Records from a data collection:
╔══

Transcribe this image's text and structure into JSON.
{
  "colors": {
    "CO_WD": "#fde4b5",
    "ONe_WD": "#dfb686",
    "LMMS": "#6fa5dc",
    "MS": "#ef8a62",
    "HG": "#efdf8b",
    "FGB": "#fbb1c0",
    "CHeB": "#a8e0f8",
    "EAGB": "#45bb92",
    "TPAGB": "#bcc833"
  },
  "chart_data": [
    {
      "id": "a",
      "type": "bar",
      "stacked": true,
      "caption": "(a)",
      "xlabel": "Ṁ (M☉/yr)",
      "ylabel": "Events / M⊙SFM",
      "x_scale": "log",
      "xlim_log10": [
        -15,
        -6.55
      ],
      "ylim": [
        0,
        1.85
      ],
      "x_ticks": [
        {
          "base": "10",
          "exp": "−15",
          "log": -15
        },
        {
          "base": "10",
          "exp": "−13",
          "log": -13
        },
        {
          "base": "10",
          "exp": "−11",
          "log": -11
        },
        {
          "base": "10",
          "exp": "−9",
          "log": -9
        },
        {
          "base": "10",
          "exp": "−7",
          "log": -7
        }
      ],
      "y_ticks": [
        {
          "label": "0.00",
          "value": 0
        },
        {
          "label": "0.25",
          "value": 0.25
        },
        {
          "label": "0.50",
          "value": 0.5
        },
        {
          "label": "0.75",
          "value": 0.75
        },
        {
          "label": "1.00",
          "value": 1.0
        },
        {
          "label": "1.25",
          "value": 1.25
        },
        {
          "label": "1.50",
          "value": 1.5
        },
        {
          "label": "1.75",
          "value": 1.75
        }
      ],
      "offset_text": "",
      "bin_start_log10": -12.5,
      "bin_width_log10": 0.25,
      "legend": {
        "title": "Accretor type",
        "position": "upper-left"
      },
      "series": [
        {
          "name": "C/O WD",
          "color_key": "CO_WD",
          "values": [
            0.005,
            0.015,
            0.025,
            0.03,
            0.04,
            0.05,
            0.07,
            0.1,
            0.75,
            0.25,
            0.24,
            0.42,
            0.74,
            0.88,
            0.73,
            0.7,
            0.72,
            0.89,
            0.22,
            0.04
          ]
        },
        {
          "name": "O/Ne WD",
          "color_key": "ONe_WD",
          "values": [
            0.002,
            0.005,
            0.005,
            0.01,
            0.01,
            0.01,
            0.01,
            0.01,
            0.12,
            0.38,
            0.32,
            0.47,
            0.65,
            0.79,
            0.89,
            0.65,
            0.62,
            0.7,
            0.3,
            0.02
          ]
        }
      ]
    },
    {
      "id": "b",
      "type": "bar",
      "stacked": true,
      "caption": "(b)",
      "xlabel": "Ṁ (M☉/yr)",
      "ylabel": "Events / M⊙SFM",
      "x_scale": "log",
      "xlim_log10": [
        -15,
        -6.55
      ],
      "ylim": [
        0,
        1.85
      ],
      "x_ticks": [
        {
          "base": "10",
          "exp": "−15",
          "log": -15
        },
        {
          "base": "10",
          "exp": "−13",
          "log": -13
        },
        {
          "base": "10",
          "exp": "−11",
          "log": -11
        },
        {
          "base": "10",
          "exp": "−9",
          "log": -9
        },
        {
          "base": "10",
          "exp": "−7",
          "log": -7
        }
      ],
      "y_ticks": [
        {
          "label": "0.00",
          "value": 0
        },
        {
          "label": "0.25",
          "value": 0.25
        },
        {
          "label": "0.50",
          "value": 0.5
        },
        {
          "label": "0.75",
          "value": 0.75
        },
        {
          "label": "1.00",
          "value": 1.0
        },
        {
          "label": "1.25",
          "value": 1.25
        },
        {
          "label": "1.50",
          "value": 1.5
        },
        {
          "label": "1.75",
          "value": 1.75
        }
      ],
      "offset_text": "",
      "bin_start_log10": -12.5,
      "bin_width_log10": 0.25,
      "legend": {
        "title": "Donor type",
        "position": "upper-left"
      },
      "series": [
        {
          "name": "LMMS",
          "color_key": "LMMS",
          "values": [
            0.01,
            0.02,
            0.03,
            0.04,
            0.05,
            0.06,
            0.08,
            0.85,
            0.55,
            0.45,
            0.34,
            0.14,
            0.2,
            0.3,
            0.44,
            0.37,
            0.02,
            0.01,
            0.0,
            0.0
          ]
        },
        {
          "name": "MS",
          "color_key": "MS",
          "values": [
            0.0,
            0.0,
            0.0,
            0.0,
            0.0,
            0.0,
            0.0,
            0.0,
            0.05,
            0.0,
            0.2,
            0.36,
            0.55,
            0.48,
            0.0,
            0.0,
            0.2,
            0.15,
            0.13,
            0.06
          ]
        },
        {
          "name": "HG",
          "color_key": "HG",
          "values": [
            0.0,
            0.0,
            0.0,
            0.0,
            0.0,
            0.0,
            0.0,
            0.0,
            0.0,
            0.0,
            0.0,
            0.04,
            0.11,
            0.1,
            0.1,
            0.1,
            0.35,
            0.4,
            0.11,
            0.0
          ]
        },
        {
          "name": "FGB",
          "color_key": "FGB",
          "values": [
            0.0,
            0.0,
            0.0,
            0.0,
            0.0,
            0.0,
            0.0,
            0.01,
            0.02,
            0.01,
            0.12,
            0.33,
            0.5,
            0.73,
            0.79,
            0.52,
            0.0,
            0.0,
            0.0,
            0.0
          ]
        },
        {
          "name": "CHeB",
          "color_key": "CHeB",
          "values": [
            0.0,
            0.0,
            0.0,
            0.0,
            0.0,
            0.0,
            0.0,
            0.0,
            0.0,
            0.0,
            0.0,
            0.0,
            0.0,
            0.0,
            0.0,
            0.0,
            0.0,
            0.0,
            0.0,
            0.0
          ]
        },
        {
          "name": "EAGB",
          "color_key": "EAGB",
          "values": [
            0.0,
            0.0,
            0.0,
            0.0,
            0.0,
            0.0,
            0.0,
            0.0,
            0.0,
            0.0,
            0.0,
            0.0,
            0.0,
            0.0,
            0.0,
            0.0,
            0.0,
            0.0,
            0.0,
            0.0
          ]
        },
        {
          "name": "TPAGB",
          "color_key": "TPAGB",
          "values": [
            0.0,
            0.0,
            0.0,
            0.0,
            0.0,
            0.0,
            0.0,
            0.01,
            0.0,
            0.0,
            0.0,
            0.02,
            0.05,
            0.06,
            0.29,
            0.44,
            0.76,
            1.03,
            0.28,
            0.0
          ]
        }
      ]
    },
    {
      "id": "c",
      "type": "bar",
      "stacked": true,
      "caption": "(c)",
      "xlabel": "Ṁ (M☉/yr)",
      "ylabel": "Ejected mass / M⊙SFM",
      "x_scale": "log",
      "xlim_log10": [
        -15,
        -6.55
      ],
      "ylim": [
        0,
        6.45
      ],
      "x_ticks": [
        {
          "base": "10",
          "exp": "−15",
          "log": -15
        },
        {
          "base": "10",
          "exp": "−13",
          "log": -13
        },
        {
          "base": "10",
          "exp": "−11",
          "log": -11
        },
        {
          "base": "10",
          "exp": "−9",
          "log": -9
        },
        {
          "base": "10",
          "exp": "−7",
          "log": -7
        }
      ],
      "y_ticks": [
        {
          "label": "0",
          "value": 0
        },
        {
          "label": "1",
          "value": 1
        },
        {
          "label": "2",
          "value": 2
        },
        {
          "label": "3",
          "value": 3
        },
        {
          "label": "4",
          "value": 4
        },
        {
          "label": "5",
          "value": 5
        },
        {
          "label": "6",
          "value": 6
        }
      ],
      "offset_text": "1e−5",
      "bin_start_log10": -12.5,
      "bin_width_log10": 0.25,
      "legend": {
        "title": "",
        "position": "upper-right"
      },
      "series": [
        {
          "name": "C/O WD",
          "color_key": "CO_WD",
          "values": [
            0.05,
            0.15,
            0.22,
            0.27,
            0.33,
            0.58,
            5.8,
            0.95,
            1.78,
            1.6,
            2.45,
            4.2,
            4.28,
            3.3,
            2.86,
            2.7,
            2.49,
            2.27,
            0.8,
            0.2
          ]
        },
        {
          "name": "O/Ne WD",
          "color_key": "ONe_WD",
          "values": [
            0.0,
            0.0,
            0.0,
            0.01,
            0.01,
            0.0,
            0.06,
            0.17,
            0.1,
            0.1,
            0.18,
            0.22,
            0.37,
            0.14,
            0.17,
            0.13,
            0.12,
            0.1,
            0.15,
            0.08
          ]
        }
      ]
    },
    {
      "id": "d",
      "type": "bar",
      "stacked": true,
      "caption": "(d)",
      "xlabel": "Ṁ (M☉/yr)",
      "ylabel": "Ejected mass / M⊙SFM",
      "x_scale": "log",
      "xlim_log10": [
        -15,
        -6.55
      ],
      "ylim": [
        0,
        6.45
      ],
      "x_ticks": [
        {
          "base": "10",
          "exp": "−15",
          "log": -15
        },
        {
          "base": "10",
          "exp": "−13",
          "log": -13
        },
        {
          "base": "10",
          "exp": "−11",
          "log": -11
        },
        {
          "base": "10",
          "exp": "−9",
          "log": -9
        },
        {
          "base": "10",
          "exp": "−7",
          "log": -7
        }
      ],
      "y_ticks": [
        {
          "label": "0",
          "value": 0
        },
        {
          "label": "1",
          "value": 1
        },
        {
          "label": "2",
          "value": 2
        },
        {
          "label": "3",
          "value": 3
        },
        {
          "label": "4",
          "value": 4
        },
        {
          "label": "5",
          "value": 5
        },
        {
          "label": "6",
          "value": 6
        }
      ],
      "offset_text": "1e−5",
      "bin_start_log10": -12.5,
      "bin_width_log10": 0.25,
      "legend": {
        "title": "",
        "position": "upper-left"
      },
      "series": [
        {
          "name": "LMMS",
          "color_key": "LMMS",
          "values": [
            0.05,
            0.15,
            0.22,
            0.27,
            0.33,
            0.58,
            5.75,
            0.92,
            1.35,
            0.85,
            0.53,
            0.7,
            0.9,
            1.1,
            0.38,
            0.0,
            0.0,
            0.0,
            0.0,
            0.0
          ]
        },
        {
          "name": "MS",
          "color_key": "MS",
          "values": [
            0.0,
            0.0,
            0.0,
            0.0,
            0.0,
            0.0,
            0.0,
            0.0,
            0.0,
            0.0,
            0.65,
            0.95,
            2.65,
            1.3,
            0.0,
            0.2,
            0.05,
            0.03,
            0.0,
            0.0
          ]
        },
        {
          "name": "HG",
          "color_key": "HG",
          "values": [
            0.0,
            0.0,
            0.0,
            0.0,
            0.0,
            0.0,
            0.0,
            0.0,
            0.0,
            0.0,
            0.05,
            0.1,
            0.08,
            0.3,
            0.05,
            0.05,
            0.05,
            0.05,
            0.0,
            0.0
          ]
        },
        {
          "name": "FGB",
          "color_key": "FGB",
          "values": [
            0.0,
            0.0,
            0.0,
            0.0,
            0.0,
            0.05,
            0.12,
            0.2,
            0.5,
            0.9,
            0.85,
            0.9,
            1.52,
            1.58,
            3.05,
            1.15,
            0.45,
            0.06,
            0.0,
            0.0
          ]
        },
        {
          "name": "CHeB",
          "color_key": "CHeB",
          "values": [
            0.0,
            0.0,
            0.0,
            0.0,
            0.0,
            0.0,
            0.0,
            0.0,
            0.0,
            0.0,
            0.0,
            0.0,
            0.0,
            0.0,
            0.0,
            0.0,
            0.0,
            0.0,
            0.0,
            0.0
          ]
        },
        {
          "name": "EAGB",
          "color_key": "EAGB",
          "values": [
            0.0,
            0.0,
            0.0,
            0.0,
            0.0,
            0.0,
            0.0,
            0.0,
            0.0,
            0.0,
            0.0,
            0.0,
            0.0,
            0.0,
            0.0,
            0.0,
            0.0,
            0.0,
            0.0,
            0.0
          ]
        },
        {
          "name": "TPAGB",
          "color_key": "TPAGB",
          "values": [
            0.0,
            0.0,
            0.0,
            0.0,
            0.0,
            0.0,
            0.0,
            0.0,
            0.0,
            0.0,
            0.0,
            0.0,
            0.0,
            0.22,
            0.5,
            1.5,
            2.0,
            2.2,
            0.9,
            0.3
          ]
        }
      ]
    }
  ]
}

╚══

**Exercise details**
Lines containing the string "title" should be counted; reply with their number and nothing more.

**The answer**
4